TASK DETAILS:
All entries must be repeated exactly; do not include the pictures.
>>>
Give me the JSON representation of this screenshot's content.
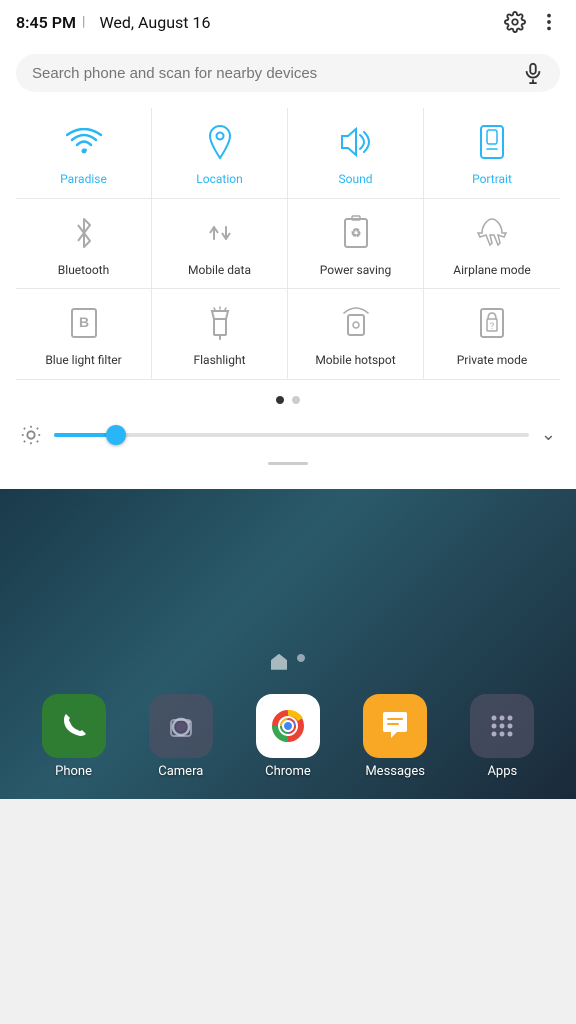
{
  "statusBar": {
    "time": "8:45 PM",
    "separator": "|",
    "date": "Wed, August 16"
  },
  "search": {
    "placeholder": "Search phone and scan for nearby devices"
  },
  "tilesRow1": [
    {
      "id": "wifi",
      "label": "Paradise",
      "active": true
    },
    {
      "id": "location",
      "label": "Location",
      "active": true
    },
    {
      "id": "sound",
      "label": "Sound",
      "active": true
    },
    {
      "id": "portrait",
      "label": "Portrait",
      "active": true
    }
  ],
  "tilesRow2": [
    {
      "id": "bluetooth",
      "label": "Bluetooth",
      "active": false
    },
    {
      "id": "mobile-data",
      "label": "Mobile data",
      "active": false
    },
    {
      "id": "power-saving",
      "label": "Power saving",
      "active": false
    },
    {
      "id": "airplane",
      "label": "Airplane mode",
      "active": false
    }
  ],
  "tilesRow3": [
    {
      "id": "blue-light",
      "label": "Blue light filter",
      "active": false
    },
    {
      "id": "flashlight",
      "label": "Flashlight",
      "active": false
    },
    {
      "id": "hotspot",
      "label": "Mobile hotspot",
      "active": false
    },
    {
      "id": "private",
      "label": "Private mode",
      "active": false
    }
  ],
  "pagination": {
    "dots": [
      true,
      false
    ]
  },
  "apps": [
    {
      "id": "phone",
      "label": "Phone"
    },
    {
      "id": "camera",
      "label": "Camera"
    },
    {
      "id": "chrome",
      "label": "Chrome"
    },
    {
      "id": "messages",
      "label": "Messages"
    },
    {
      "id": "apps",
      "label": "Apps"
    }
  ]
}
<<<
CORRECT OUTPUT:
Give me the JSON representation of this screenshot's content.
{
  "statusBar": {
    "time": "8:45 PM",
    "separator": "|",
    "date": "Wed, August 16"
  },
  "search": {
    "placeholder": "Search phone and scan for nearby devices"
  },
  "tilesRow1": [
    {
      "id": "wifi",
      "label": "Paradise",
      "active": true
    },
    {
      "id": "location",
      "label": "Location",
      "active": true
    },
    {
      "id": "sound",
      "label": "Sound",
      "active": true
    },
    {
      "id": "portrait",
      "label": "Portrait",
      "active": true
    }
  ],
  "tilesRow2": [
    {
      "id": "bluetooth",
      "label": "Bluetooth",
      "active": false
    },
    {
      "id": "mobile-data",
      "label": "Mobile data",
      "active": false
    },
    {
      "id": "power-saving",
      "label": "Power saving",
      "active": false
    },
    {
      "id": "airplane",
      "label": "Airplane mode",
      "active": false
    }
  ],
  "tilesRow3": [
    {
      "id": "blue-light",
      "label": "Blue light filter",
      "active": false
    },
    {
      "id": "flashlight",
      "label": "Flashlight",
      "active": false
    },
    {
      "id": "hotspot",
      "label": "Mobile hotspot",
      "active": false
    },
    {
      "id": "private",
      "label": "Private mode",
      "active": false
    }
  ],
  "pagination": {
    "dots": [
      true,
      false
    ]
  },
  "apps": [
    {
      "id": "phone",
      "label": "Phone"
    },
    {
      "id": "camera",
      "label": "Camera"
    },
    {
      "id": "chrome",
      "label": "Chrome"
    },
    {
      "id": "messages",
      "label": "Messages"
    },
    {
      "id": "apps",
      "label": "Apps"
    }
  ]
}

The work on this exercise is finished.